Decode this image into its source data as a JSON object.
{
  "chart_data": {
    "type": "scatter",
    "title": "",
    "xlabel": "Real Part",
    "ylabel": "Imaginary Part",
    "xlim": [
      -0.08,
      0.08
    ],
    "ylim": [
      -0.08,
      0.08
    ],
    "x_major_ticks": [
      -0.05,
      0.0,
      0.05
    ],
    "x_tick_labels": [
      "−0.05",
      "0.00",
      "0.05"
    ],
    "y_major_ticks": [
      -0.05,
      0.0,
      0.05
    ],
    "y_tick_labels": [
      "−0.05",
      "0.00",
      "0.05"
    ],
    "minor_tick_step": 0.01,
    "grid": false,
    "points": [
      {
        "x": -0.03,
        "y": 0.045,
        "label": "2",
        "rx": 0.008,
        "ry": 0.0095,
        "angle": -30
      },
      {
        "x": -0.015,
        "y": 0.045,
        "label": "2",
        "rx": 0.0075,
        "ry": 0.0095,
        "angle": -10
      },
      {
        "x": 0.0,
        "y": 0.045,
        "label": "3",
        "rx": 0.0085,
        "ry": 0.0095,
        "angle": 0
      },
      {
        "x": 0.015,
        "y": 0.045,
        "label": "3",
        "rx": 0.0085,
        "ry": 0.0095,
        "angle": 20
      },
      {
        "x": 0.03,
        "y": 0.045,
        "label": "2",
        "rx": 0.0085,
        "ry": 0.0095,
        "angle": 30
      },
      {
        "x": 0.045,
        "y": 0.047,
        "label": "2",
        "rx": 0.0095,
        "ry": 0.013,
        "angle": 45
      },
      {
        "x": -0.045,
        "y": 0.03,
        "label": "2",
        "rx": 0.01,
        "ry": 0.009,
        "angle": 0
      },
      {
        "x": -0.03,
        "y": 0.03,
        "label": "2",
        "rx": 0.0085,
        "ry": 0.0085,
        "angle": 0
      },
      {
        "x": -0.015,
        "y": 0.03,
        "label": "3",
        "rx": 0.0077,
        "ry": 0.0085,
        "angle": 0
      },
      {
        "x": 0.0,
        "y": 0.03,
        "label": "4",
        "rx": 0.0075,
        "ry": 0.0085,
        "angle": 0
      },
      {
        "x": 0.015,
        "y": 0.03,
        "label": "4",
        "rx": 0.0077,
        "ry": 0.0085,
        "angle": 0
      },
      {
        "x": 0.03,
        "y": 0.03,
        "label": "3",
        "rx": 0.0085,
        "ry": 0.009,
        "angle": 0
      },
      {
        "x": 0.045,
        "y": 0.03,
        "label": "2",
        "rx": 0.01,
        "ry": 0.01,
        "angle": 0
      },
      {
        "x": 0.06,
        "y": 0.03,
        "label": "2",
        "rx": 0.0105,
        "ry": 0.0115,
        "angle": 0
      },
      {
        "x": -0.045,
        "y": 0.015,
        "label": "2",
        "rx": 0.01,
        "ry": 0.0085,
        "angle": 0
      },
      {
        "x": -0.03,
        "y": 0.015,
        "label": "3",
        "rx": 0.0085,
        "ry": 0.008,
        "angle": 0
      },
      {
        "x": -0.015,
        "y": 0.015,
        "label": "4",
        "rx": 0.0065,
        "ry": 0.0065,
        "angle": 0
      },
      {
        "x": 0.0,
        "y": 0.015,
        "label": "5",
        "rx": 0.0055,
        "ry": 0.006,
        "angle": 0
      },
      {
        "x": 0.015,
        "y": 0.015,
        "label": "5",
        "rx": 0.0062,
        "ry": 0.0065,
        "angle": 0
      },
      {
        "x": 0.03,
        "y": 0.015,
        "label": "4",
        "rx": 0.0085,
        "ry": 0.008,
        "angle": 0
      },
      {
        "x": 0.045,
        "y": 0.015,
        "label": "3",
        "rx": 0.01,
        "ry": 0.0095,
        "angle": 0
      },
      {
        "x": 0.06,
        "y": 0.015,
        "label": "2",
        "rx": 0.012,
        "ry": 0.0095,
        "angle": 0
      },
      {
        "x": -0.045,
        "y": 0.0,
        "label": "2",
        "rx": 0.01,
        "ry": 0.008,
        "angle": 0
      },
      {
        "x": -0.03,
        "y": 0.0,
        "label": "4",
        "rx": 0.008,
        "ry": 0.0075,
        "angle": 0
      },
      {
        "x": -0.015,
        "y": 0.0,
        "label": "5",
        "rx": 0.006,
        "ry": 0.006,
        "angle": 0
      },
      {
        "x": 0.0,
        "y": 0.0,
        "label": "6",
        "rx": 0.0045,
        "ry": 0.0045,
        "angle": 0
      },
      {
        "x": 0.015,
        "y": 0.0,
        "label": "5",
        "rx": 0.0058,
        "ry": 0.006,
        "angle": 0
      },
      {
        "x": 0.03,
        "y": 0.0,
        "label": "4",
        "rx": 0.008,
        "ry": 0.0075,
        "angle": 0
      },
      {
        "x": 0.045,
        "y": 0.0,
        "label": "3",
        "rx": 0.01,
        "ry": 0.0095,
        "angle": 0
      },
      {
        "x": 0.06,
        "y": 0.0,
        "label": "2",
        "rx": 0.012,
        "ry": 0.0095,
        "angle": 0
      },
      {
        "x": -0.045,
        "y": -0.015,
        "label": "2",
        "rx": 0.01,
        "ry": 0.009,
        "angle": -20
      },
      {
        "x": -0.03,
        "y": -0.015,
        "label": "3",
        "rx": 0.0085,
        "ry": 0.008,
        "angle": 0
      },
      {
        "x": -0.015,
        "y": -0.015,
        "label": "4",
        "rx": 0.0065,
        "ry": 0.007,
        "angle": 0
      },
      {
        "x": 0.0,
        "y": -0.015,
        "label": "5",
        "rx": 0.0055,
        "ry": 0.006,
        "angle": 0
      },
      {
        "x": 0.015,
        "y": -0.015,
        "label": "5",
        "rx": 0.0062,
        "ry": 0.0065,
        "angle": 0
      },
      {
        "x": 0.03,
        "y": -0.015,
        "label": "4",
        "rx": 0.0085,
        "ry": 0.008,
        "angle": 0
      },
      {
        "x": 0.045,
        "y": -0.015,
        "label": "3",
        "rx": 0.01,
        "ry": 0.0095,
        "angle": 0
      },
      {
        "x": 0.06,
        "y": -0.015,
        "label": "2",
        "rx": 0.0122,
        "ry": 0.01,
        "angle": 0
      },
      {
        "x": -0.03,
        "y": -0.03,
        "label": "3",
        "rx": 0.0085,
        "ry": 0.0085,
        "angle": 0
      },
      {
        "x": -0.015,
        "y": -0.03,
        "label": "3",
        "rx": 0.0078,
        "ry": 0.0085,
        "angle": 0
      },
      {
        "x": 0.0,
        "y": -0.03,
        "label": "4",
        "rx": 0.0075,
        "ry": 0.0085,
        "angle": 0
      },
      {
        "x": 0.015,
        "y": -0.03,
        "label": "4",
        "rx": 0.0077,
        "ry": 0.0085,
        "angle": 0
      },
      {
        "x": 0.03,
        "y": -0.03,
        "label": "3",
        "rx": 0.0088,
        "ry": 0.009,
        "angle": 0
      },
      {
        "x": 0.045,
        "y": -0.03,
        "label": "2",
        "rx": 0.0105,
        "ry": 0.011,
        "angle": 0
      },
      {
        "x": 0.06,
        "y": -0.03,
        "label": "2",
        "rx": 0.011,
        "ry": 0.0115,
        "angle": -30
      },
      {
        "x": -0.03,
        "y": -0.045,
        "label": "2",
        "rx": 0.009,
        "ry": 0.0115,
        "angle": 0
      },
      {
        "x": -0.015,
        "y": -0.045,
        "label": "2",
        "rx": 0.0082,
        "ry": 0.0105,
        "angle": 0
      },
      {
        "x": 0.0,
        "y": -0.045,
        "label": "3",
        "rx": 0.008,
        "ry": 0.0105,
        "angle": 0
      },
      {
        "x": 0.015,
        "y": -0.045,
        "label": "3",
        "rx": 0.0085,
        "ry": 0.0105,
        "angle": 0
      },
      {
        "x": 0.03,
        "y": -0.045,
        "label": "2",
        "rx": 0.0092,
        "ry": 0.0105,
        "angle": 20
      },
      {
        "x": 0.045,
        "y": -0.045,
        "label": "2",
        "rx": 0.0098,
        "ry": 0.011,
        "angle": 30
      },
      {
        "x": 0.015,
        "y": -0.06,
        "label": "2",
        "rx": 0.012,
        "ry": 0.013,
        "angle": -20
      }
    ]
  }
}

> REQUIRED TASK
Pull out all lines of the data with the string "Part".

> SOLUTION TO THIS EXERCISE
    "xlabel": "Real Part",
    "ylabel": "Imaginary Part",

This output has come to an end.